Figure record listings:
☆ ☆ ☆

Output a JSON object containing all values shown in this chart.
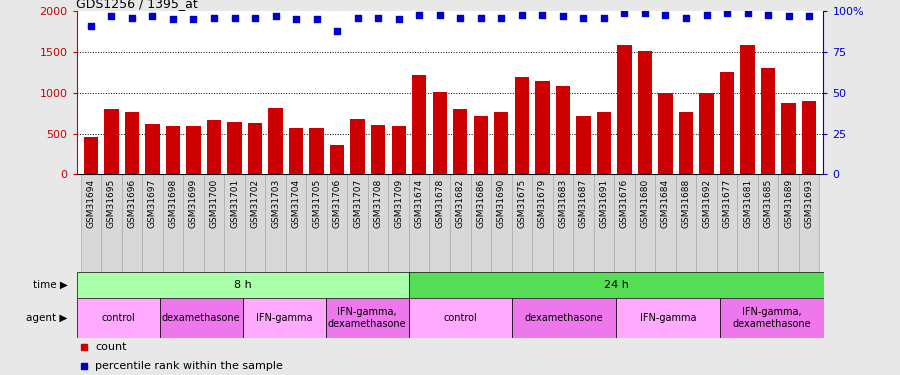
{
  "title": "GDS1256 / 1395_at",
  "categories": [
    "GSM31694",
    "GSM31695",
    "GSM31696",
    "GSM31697",
    "GSM31698",
    "GSM31699",
    "GSM31700",
    "GSM31701",
    "GSM31702",
    "GSM31703",
    "GSM31704",
    "GSM31705",
    "GSM31706",
    "GSM31707",
    "GSM31708",
    "GSM31709",
    "GSM31674",
    "GSM31678",
    "GSM31682",
    "GSM31686",
    "GSM31690",
    "GSM31675",
    "GSM31679",
    "GSM31683",
    "GSM31687",
    "GSM31691",
    "GSM31676",
    "GSM31680",
    "GSM31684",
    "GSM31688",
    "GSM31692",
    "GSM31677",
    "GSM31681",
    "GSM31685",
    "GSM31689",
    "GSM31693"
  ],
  "bar_values": [
    460,
    800,
    770,
    620,
    590,
    590,
    670,
    640,
    625,
    810,
    570,
    570,
    360,
    680,
    610,
    590,
    1220,
    1010,
    800,
    720,
    770,
    1200,
    1140,
    1080,
    720,
    770,
    1590,
    1510,
    1000,
    760,
    1000,
    1250,
    1590,
    1310,
    870,
    900
  ],
  "percentile_values": [
    91,
    97,
    96,
    97,
    95,
    95,
    96,
    96,
    96,
    97,
    95,
    95,
    88,
    96,
    96,
    95,
    98,
    98,
    96,
    96,
    96,
    98,
    98,
    97,
    96,
    96,
    99,
    99,
    98,
    96,
    98,
    99,
    99,
    98,
    97,
    97
  ],
  "bar_color": "#cc0000",
  "dot_color": "#0000cc",
  "ylim_left": [
    0,
    2000
  ],
  "ylim_right": [
    0,
    100
  ],
  "yticks_left": [
    0,
    500,
    1000,
    1500,
    2000
  ],
  "yticks_right": [
    0,
    25,
    50,
    75,
    100
  ],
  "ytick_labels_right": [
    "0",
    "25",
    "50",
    "75",
    "100%"
  ],
  "grid_values": [
    500,
    1000,
    1500
  ],
  "time_groups": [
    {
      "label": "8 h",
      "start": 0,
      "end": 16,
      "color": "#aaffaa"
    },
    {
      "label": "24 h",
      "start": 16,
      "end": 36,
      "color": "#55dd55"
    }
  ],
  "agent_groups": [
    {
      "label": "control",
      "start": 0,
      "end": 4,
      "color": "#ffaaff"
    },
    {
      "label": "dexamethasone",
      "start": 4,
      "end": 8,
      "color": "#ee77ee"
    },
    {
      "label": "IFN-gamma",
      "start": 8,
      "end": 12,
      "color": "#ffaaff"
    },
    {
      "label": "IFN-gamma,\ndexamethasone",
      "start": 12,
      "end": 16,
      "color": "#ee77ee"
    },
    {
      "label": "control",
      "start": 16,
      "end": 21,
      "color": "#ffaaff"
    },
    {
      "label": "dexamethasone",
      "start": 21,
      "end": 26,
      "color": "#ee77ee"
    },
    {
      "label": "IFN-gamma",
      "start": 26,
      "end": 31,
      "color": "#ffaaff"
    },
    {
      "label": "IFN-gamma,\ndexamethasone",
      "start": 31,
      "end": 36,
      "color": "#ee77ee"
    }
  ],
  "bg_color": "#e8e8e8",
  "plot_bg": "#ffffff",
  "left_tick_color": "#cc0000",
  "right_tick_color": "#0000cc",
  "xtick_bg": "#d8d8d8",
  "legend_items": [
    {
      "label": "count",
      "color": "#cc0000"
    },
    {
      "label": "percentile rank within the sample",
      "color": "#0000cc"
    }
  ]
}
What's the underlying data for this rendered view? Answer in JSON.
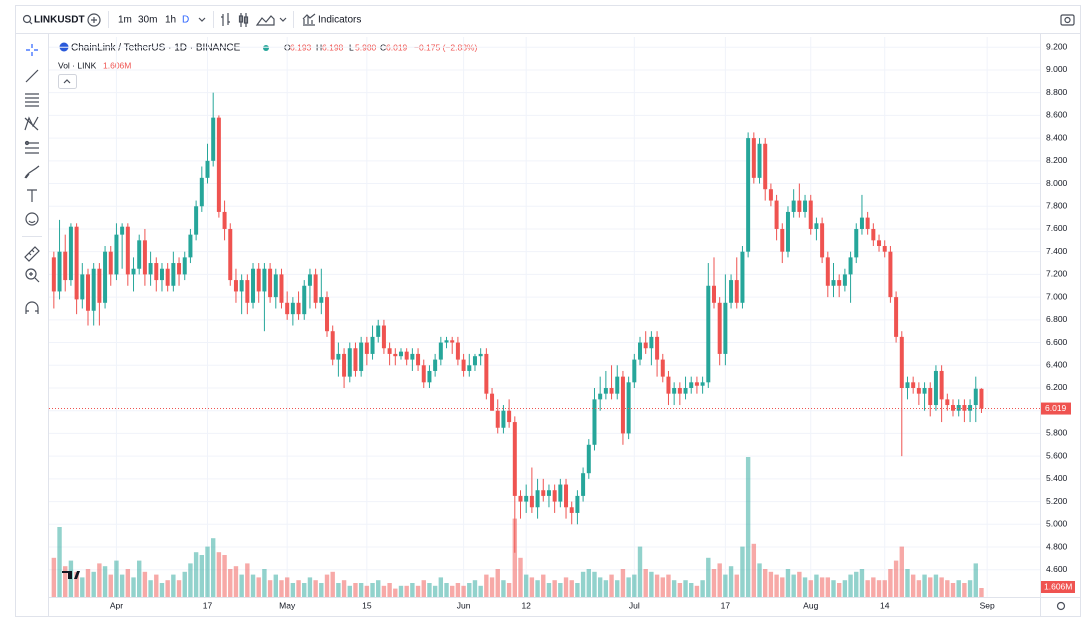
{
  "toolbar": {
    "symbol": "LINKUSDT",
    "intervals": [
      "1m",
      "30m",
      "1h",
      "D"
    ],
    "indicators": "Indicators"
  },
  "chart_data": {
    "type": "candlestick",
    "title": "ChainLink / TetherUS · 1D · BINANCE",
    "legend": [
      {
        "key": "O",
        "value": "6.193"
      },
      {
        "key": "H",
        "value": "6.198"
      },
      {
        "key": "L",
        "value": "5.980"
      },
      {
        "key": "C",
        "value": "6.019"
      }
    ],
    "change": "−0.175 (−2.83%)",
    "volume_name": "Vol · LINK",
    "volume_label": "1.606M",
    "last_price_label": "6.019",
    "up_color": "#26a69a",
    "down_color": "#ef5350",
    "categories": [
      null,
      null,
      null,
      null,
      null,
      null,
      null,
      null,
      null,
      null,
      null,
      "Apr",
      null,
      null,
      null,
      null,
      null,
      null,
      null,
      null,
      null,
      null,
      null,
      null,
      null,
      null,
      null,
      "17",
      null,
      null,
      null,
      null,
      null,
      null,
      null,
      null,
      null,
      null,
      null,
      null,
      null,
      "May",
      null,
      null,
      null,
      null,
      null,
      null,
      null,
      null,
      null,
      null,
      null,
      null,
      null,
      "15",
      null,
      null,
      null,
      null,
      null,
      null,
      null,
      null,
      null,
      null,
      null,
      null,
      null,
      null,
      null,
      null,
      "Jun",
      null,
      null,
      null,
      null,
      null,
      null,
      null,
      null,
      null,
      null,
      "12",
      null,
      null,
      null,
      null,
      null,
      null,
      null,
      null,
      null,
      null,
      null,
      null,
      null,
      null,
      null,
      null,
      null,
      null,
      "Jul",
      null,
      null,
      null,
      null,
      null,
      null,
      null,
      null,
      null,
      null,
      null,
      null,
      null,
      null,
      null,
      "17",
      null,
      null,
      null,
      null,
      null,
      null,
      null,
      null,
      null,
      null,
      null,
      null,
      null,
      null,
      "Aug",
      null,
      null,
      null,
      null,
      null,
      null,
      null,
      null,
      null,
      null,
      null,
      null,
      "14",
      null,
      null,
      null,
      null,
      null,
      null,
      null,
      null,
      null,
      null,
      null,
      null,
      null,
      null,
      null,
      null,
      null,
      "Sep"
    ],
    "open": [
      7.35,
      7.05,
      7.4,
      7.15,
      7.62,
      6.98,
      7.2,
      6.88,
      7.25,
      6.95,
      7.4,
      7.2,
      7.55,
      7.62,
      7.2,
      7.25,
      7.5,
      7.2,
      7.3,
      7.15,
      7.25,
      7.1,
      7.3,
      7.2,
      7.35,
      7.55,
      7.8,
      8.05,
      8.2,
      8.58,
      7.75,
      7.6,
      7.15,
      7.05,
      7.15,
      6.95,
      7.25,
      7.05,
      7.25,
      7.0,
      7.2,
      6.95,
      6.85,
      6.95,
      6.85,
      7.1,
      7.2,
      6.95,
      7.0,
      6.7,
      6.45,
      6.5,
      6.3,
      6.55,
      6.35,
      6.6,
      6.5,
      6.65,
      6.75,
      6.55,
      6.5,
      6.48,
      6.52,
      6.45,
      6.5,
      6.4,
      6.25,
      6.35,
      6.45,
      6.6,
      6.62,
      6.6,
      6.45,
      6.35,
      6.4,
      6.48,
      6.5,
      6.15,
      6.0,
      5.85,
      6.0,
      5.9,
      5.25,
      5.2,
      5.25,
      5.15,
      5.3,
      5.25,
      5.3,
      5.2,
      5.35,
      5.15,
      5.1,
      5.25,
      5.45,
      5.7,
      6.1,
      6.15,
      6.2,
      6.15,
      6.3,
      5.8,
      6.25,
      6.45,
      6.6,
      6.55,
      6.65,
      6.45,
      6.3,
      6.15,
      6.2,
      6.15,
      6.2,
      6.25,
      6.22,
      6.25,
      7.1,
      6.95,
      6.5,
      6.95,
      7.15,
      6.95,
      7.4,
      8.4,
      8.05,
      8.35,
      7.95,
      7.85,
      7.6,
      7.4,
      7.75,
      7.85,
      7.75,
      7.85,
      7.6,
      7.65,
      7.35,
      7.1,
      7.15,
      7.1,
      7.2,
      7.35,
      7.6,
      7.7,
      7.6,
      7.5,
      7.45,
      7.4,
      7.0,
      6.65,
      6.2,
      6.25,
      6.2,
      6.15,
      6.2,
      6.05,
      6.35,
      6.1,
      6.05,
      6.0,
      6.05,
      6.0,
      6.05,
      6.193,
      null
    ],
    "high": [
      7.4,
      7.68,
      7.55,
      7.65,
      7.65,
      7.3,
      7.25,
      7.3,
      7.3,
      7.45,
      7.45,
      7.65,
      7.65,
      7.65,
      7.35,
      7.55,
      7.6,
      7.4,
      7.35,
      7.3,
      7.3,
      7.4,
      7.35,
      7.4,
      7.6,
      7.85,
      8.15,
      8.35,
      8.8,
      8.6,
      7.85,
      7.65,
      7.25,
      7.2,
      7.2,
      7.3,
      7.3,
      7.3,
      7.3,
      7.25,
      7.25,
      7.05,
      7.0,
      7.05,
      7.15,
      7.25,
      7.25,
      7.25,
      7.05,
      6.75,
      6.6,
      6.55,
      6.6,
      6.6,
      6.65,
      6.65,
      6.75,
      6.8,
      6.8,
      6.6,
      6.55,
      6.55,
      6.55,
      6.55,
      6.55,
      6.45,
      6.4,
      6.5,
      6.65,
      6.65,
      6.65,
      6.65,
      6.5,
      6.5,
      6.5,
      6.55,
      6.55,
      6.2,
      6.1,
      6.05,
      6.1,
      5.95,
      5.3,
      5.35,
      5.5,
      5.4,
      5.4,
      5.35,
      5.35,
      5.4,
      5.4,
      5.2,
      5.3,
      5.5,
      5.75,
      6.2,
      6.3,
      6.35,
      6.4,
      6.4,
      6.35,
      6.3,
      6.5,
      6.65,
      6.7,
      6.7,
      6.7,
      6.5,
      6.35,
      6.25,
      6.25,
      6.3,
      6.3,
      6.3,
      6.3,
      7.3,
      7.35,
      7.0,
      7.2,
      7.2,
      7.35,
      7.45,
      8.45,
      8.45,
      8.4,
      8.4,
      8.0,
      7.9,
      7.65,
      7.8,
      7.95,
      8.0,
      7.9,
      7.9,
      7.7,
      7.7,
      7.4,
      7.3,
      7.2,
      7.25,
      7.4,
      7.65,
      7.9,
      7.75,
      7.65,
      7.55,
      7.5,
      7.45,
      7.05,
      6.7,
      6.3,
      6.3,
      6.25,
      6.25,
      6.25,
      6.4,
      6.4,
      6.15,
      6.1,
      6.1,
      6.1,
      6.1,
      6.3,
      6.198,
      null
    ],
    "low": [
      6.9,
      6.98,
      7.05,
      7.1,
      6.85,
      6.9,
      6.75,
      6.75,
      6.75,
      6.9,
      7.1,
      7.15,
      7.25,
      7.1,
      7.05,
      7.2,
      7.1,
      7.1,
      7.05,
      7.05,
      7.05,
      7.05,
      7.1,
      7.15,
      7.3,
      7.5,
      7.75,
      8.0,
      8.15,
      7.7,
      7.5,
      7.1,
      6.95,
      6.85,
      6.85,
      6.9,
      6.95,
      6.7,
      6.95,
      6.9,
      6.9,
      6.8,
      6.75,
      6.8,
      6.8,
      6.9,
      6.9,
      6.85,
      6.65,
      6.4,
      6.3,
      6.2,
      6.25,
      6.3,
      6.3,
      6.4,
      6.45,
      6.6,
      6.5,
      6.4,
      6.4,
      6.45,
      6.4,
      6.35,
      6.35,
      6.2,
      6.2,
      6.3,
      6.4,
      6.55,
      6.5,
      6.4,
      6.3,
      6.3,
      6.35,
      6.4,
      6.1,
      6.0,
      5.8,
      5.8,
      5.85,
      4.75,
      5.05,
      5.1,
      5.1,
      5.05,
      5.2,
      5.15,
      5.1,
      5.15,
      5.05,
      5.0,
      5.0,
      5.2,
      5.4,
      5.65,
      6.0,
      6.1,
      6.1,
      6.1,
      5.7,
      5.75,
      6.2,
      6.4,
      6.5,
      6.4,
      6.3,
      6.25,
      6.05,
      6.05,
      6.05,
      6.1,
      6.15,
      6.15,
      6.15,
      6.2,
      6.9,
      6.4,
      6.4,
      6.9,
      6.9,
      6.9,
      7.35,
      8.0,
      8.0,
      7.85,
      7.8,
      7.5,
      7.3,
      7.35,
      7.7,
      7.7,
      7.7,
      7.55,
      7.5,
      7.3,
      7.0,
      7.0,
      7.0,
      7.05,
      6.95,
      7.3,
      7.55,
      7.55,
      7.45,
      7.4,
      7.35,
      6.95,
      6.6,
      5.6,
      6.1,
      6.15,
      6.05,
      6.0,
      5.95,
      6.0,
      5.9,
      6.0,
      5.95,
      5.95,
      5.9,
      5.9,
      5.9,
      5.98,
      null
    ],
    "close": [
      7.05,
      7.4,
      7.15,
      7.62,
      6.98,
      7.2,
      6.88,
      7.25,
      6.95,
      7.4,
      7.2,
      7.55,
      7.62,
      7.2,
      7.25,
      7.5,
      7.2,
      7.3,
      7.15,
      7.25,
      7.1,
      7.3,
      7.2,
      7.35,
      7.55,
      7.8,
      8.05,
      8.2,
      8.58,
      7.75,
      7.6,
      7.15,
      7.05,
      7.15,
      6.95,
      7.25,
      7.05,
      7.25,
      7.0,
      7.2,
      6.95,
      6.85,
      6.95,
      6.85,
      7.1,
      7.2,
      6.95,
      7.0,
      6.7,
      6.45,
      6.5,
      6.3,
      6.55,
      6.35,
      6.6,
      6.5,
      6.65,
      6.75,
      6.55,
      6.5,
      6.48,
      6.52,
      6.45,
      6.5,
      6.4,
      6.25,
      6.35,
      6.45,
      6.6,
      6.62,
      6.6,
      6.45,
      6.35,
      6.4,
      6.48,
      6.5,
      6.15,
      6.0,
      5.85,
      6.0,
      5.9,
      5.25,
      5.2,
      5.25,
      5.15,
      5.3,
      5.25,
      5.3,
      5.2,
      5.35,
      5.15,
      5.1,
      5.25,
      5.45,
      5.7,
      6.1,
      6.15,
      6.2,
      6.15,
      6.3,
      5.8,
      6.25,
      6.45,
      6.6,
      6.55,
      6.65,
      6.45,
      6.3,
      6.15,
      6.2,
      6.15,
      6.2,
      6.25,
      6.22,
      6.25,
      7.1,
      6.95,
      6.5,
      6.95,
      7.15,
      6.95,
      7.4,
      8.4,
      8.05,
      8.35,
      7.95,
      7.85,
      7.6,
      7.4,
      7.75,
      7.85,
      7.75,
      7.85,
      7.6,
      7.65,
      7.35,
      7.1,
      7.15,
      7.1,
      7.2,
      7.35,
      7.6,
      7.7,
      7.6,
      7.5,
      7.45,
      7.4,
      7.0,
      6.65,
      6.2,
      6.25,
      6.2,
      6.15,
      6.2,
      6.05,
      6.35,
      6.1,
      6.05,
      6.0,
      6.05,
      6.0,
      6.05,
      6.194,
      6.019,
      null
    ],
    "volume": [
      7.0,
      12.5,
      5.5,
      6.5,
      4.5,
      3.5,
      5,
      4.5,
      6,
      5.5,
      4,
      6.5,
      4,
      5,
      3.5,
      6.5,
      4.5,
      3,
      4,
      2.5,
      3,
      4,
      3,
      4.5,
      6,
      8,
      7.5,
      9,
      10.5,
      8,
      7.5,
      5,
      5.5,
      4,
      6,
      4,
      3.5,
      5,
      3,
      4,
      3,
      3.5,
      2.5,
      3,
      2.5,
      3.5,
      3,
      2.5,
      4,
      4.5,
      2.5,
      3,
      2,
      2.5,
      2.5,
      2,
      2.5,
      3,
      2,
      2.5,
      1.5,
      2,
      2,
      2.5,
      2,
      3,
      2.5,
      2,
      3.5,
      2.5,
      2,
      2.5,
      2,
      2.5,
      3,
      2,
      4,
      3.5,
      5,
      3,
      2.5,
      14,
      7,
      4,
      3.5,
      3,
      4,
      2.5,
      3,
      2.5,
      3.5,
      3,
      2.5,
      4.5,
      5,
      4.5,
      3.5,
      3,
      4,
      3,
      5,
      3.5,
      4,
      9,
      5,
      4.5,
      4,
      3.5,
      4,
      3,
      2.5,
      3,
      2.5,
      2,
      3,
      7,
      5,
      6,
      4,
      5.5,
      4,
      9,
      25,
      9.5,
      6,
      5,
      4.5,
      4,
      3.5,
      5,
      4,
      4.5,
      3.5,
      3,
      4,
      3.5,
      3.5,
      3,
      2.5,
      3,
      4,
      4.5,
      5,
      3,
      3.5,
      3,
      3,
      5,
      6.5,
      9,
      5,
      4,
      3,
      4,
      3.5,
      4,
      3.5,
      3,
      2.5,
      3,
      2.5,
      3,
      6,
      1.606,
      null
    ],
    "ylim": [
      4.36,
      9.29
    ],
    "yticks": [
      {
        "value": 9.2,
        "label": "9.200"
      },
      {
        "value": 9.0,
        "label": "9.000"
      },
      {
        "value": 8.8,
        "label": "8.800"
      },
      {
        "value": 8.6,
        "label": "8.600"
      },
      {
        "value": 8.4,
        "label": "8.400"
      },
      {
        "value": 8.2,
        "label": "8.200"
      },
      {
        "value": 8.0,
        "label": "8.000"
      },
      {
        "value": 7.8,
        "label": "7.800"
      },
      {
        "value": 7.6,
        "label": "7.600"
      },
      {
        "value": 7.4,
        "label": "7.400"
      },
      {
        "value": 7.2,
        "label": "7.200"
      },
      {
        "value": 7.0,
        "label": "7.000"
      },
      {
        "value": 6.8,
        "label": "6.800"
      },
      {
        "value": 6.6,
        "label": "6.600"
      },
      {
        "value": 6.4,
        "label": "6.400"
      },
      {
        "value": 6.2,
        "label": "6.200"
      },
      {
        "value": 6.0,
        "label": "6.000"
      },
      {
        "value": 5.8,
        "label": "5.800"
      },
      {
        "value": 5.6,
        "label": "5.600"
      },
      {
        "value": 5.4,
        "label": "5.400"
      },
      {
        "value": 5.2,
        "label": "5.200"
      },
      {
        "value": 5.0,
        "label": "5.000"
      },
      {
        "value": 4.8,
        "label": "4.800"
      },
      {
        "value": 4.6,
        "label": "4.600"
      }
    ],
    "grid": true
  }
}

☆ ☆ ☆

Short problem:
How many of the lines above hold the word "JSON"? Give only that number.

Answer to the problem:
2